* _The task_: Present each line of the entries below that holds the word "will".

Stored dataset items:
************
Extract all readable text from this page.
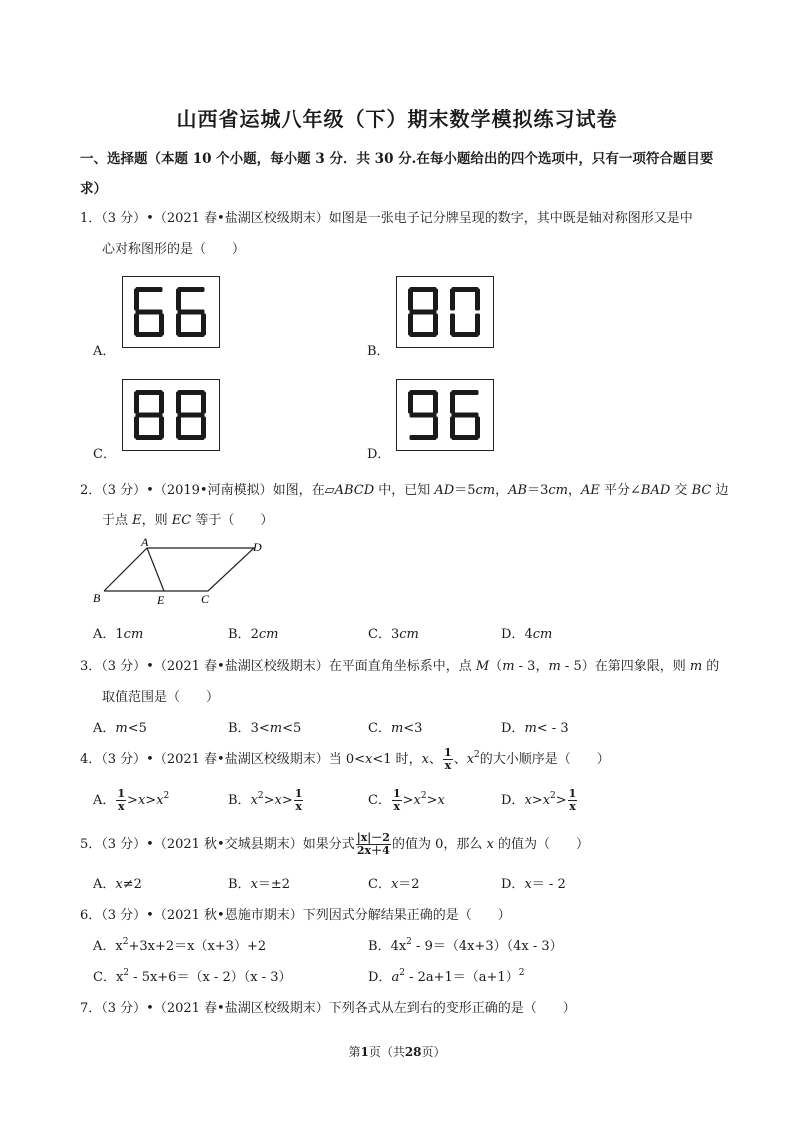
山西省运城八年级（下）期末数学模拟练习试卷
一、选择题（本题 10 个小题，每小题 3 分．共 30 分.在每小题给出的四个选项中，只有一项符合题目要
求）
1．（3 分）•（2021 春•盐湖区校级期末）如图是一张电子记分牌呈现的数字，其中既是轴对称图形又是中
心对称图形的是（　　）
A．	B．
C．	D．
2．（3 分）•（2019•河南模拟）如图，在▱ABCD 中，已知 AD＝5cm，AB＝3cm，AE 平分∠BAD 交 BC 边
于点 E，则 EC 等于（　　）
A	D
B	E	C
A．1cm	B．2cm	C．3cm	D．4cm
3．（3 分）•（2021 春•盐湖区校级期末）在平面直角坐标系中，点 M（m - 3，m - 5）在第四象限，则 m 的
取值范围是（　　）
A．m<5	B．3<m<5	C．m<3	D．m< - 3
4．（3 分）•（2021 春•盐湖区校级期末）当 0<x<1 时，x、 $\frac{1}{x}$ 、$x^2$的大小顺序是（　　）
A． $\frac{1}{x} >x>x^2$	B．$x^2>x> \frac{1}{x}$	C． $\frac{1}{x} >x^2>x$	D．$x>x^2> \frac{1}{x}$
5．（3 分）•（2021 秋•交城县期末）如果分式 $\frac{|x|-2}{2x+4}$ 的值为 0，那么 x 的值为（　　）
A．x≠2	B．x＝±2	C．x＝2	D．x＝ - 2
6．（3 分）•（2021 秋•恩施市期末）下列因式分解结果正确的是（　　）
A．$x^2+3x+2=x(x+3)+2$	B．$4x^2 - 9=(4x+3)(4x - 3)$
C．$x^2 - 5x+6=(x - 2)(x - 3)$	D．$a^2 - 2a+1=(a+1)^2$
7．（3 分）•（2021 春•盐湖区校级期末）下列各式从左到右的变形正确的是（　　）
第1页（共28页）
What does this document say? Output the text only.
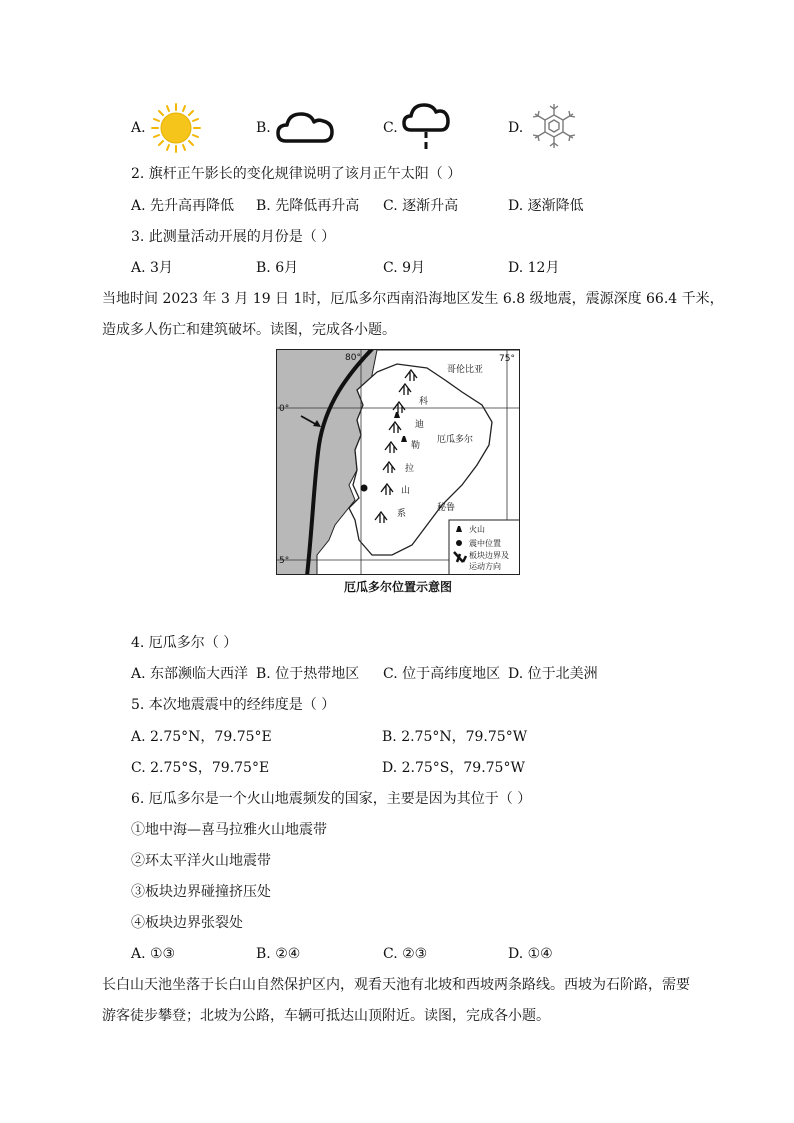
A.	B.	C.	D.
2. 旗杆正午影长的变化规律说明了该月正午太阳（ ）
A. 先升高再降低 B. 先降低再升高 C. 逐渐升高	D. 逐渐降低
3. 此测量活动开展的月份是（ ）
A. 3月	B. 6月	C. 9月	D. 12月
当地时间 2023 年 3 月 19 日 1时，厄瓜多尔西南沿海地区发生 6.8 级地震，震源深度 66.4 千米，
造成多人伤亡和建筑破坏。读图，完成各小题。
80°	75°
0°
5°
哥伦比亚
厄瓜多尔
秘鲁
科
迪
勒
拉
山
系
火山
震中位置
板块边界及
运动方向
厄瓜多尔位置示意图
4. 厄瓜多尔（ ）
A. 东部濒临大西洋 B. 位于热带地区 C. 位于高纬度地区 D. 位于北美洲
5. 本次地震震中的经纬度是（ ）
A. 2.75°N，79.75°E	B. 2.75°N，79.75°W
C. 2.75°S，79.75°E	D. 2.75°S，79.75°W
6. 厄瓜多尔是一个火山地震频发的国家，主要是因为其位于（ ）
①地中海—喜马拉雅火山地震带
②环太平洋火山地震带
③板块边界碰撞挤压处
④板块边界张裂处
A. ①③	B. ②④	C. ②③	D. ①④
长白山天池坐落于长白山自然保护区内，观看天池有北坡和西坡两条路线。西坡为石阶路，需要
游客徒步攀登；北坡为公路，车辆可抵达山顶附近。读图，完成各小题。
************
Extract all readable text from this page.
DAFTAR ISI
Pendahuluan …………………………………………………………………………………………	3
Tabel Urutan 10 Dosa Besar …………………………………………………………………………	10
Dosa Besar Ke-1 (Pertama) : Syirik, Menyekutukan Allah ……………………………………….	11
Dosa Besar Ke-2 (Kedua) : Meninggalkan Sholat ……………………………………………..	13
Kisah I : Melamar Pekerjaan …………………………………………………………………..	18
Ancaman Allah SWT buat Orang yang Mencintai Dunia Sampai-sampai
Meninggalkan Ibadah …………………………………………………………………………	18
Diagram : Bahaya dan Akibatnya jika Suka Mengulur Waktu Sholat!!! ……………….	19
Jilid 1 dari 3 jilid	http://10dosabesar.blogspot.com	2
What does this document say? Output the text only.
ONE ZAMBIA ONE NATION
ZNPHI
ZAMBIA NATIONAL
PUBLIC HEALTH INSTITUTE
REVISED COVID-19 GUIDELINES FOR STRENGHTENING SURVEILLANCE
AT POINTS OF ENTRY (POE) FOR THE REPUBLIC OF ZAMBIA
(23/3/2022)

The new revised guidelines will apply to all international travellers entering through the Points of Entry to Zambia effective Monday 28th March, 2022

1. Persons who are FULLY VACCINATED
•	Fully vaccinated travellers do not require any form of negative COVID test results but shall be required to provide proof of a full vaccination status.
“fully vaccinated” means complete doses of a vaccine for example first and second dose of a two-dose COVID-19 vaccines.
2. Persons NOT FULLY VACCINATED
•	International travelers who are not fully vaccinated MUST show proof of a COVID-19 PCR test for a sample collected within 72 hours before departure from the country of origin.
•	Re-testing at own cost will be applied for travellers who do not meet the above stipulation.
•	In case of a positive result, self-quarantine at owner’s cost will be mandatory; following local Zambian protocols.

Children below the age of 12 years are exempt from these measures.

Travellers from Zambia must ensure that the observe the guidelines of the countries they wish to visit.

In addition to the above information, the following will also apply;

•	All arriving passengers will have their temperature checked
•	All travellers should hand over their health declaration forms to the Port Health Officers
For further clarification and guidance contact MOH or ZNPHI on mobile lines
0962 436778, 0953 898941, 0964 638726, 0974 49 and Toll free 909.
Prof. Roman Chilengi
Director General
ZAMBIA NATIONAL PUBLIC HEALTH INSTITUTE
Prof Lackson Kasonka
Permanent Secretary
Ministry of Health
************
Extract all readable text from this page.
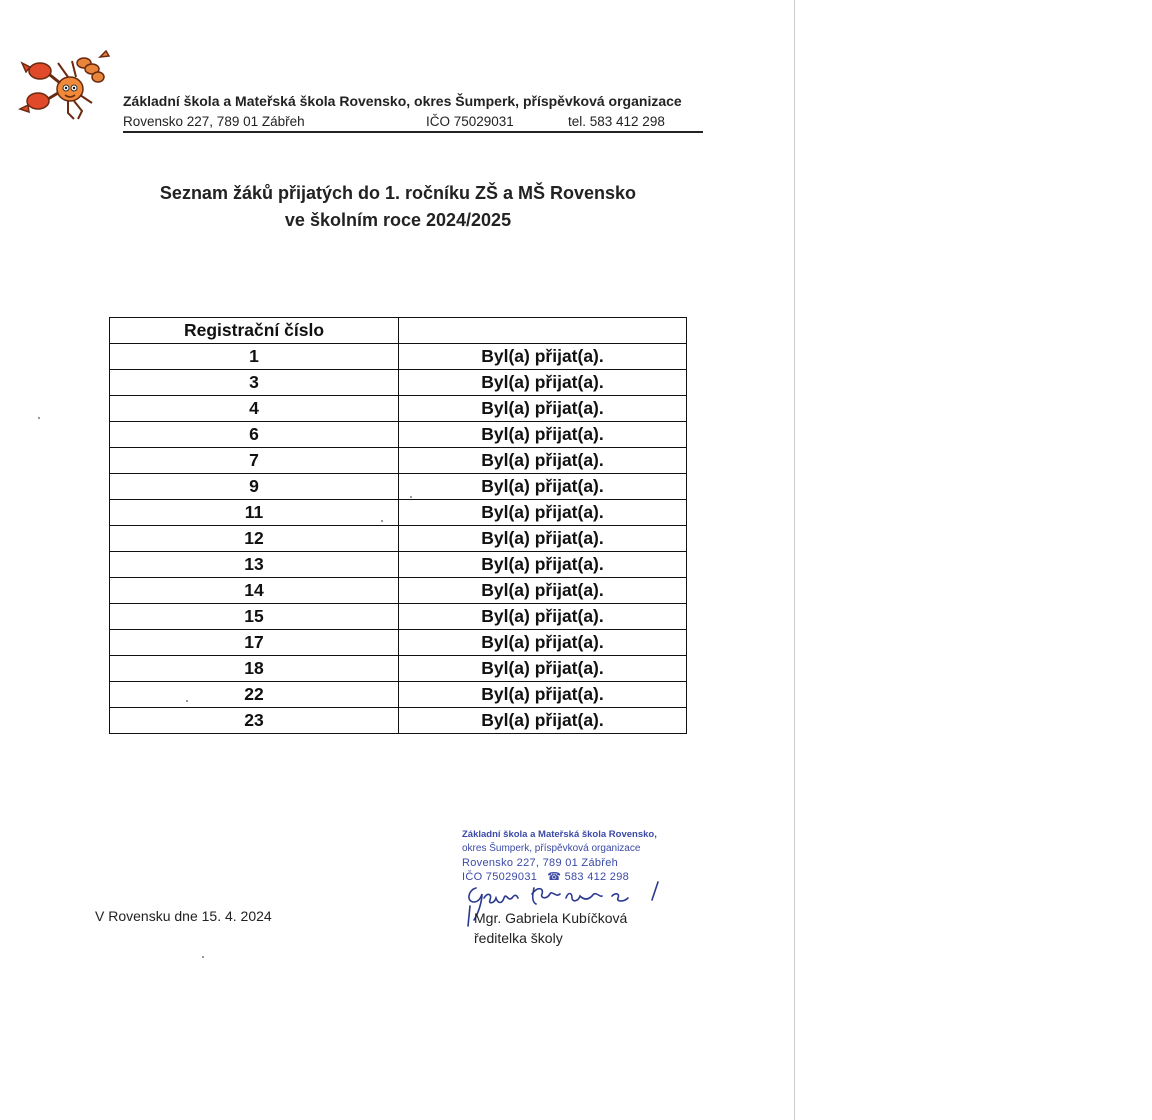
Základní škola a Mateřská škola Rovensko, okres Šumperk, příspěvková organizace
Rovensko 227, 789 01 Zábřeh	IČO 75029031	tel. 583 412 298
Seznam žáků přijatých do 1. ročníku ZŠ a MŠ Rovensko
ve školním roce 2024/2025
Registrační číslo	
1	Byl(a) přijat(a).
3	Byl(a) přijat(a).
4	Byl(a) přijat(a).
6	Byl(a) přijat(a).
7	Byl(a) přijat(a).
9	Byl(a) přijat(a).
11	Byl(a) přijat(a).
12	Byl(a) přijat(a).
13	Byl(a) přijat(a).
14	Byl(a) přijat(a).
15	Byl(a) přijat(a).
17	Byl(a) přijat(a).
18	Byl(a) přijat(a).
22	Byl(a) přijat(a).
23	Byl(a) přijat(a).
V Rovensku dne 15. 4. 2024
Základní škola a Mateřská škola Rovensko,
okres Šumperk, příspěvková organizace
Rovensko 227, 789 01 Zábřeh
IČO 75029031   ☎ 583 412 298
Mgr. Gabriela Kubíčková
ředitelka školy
************
* _Written solution_:
The new revised guidelines will apply to all international travellers entering through the Points of Entry to Zambia effective Monday 28th March, 2022
•	Re-testing at own cost will be applied for travellers who do not meet the above stipulation.
•	In case of a positive result, self-quarantine at owner’s cost will be mandatory; following local Zambian protocols.
In addition to the above information, the following will also apply;
•	All arriving passengers will have their temperature checked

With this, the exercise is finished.